* JOB:
All the records that follow need to be reproduced exactly. Omit the images.

* RAW RECORDS:
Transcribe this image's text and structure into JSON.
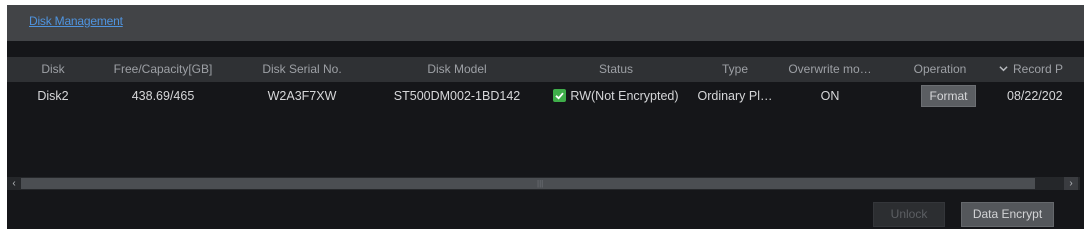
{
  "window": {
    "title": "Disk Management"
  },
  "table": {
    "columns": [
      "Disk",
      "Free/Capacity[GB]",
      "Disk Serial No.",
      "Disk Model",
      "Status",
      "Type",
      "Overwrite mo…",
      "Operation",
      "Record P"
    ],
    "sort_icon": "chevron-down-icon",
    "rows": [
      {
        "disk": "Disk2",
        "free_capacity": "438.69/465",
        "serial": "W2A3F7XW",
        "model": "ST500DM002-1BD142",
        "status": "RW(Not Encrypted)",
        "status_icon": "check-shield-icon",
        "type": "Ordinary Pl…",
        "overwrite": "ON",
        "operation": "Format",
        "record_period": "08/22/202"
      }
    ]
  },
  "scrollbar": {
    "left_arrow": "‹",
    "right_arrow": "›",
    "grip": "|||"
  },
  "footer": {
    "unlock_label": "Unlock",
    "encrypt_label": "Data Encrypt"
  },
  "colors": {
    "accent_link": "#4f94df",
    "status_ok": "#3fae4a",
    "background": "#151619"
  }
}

* TASK RESPONSE:
Transcribe this image's text and structure into JSON.
{
  "window": {
    "title": "Disk Management"
  },
  "table": {
    "columns": [
      "Disk",
      "Free/Capacity[GB]",
      "Disk Serial No.",
      "Disk Model",
      "Status",
      "Type",
      "Overwrite mo…",
      "Operation",
      "Record P"
    ],
    "sort_icon": "chevron-down-icon",
    "rows": [
      {
        "disk": "Disk2",
        "free_capacity": "438.69/465",
        "serial": "W2A3F7XW",
        "model": "ST500DM002-1BD142",
        "status": "RW(Not Encrypted)",
        "status_icon": "check-shield-icon",
        "type": "Ordinary Pl…",
        "overwrite": "ON",
        "operation": "Format",
        "record_period": "08/22/202"
      }
    ]
  },
  "scrollbar": {
    "left_arrow": "‹",
    "right_arrow": "›",
    "grip": "|||"
  },
  "footer": {
    "unlock_label": "Unlock",
    "encrypt_label": "Data Encrypt"
  },
  "colors": {
    "accent_link": "#4f94df",
    "status_ok": "#3fae4a",
    "background": "#151619"
  }
}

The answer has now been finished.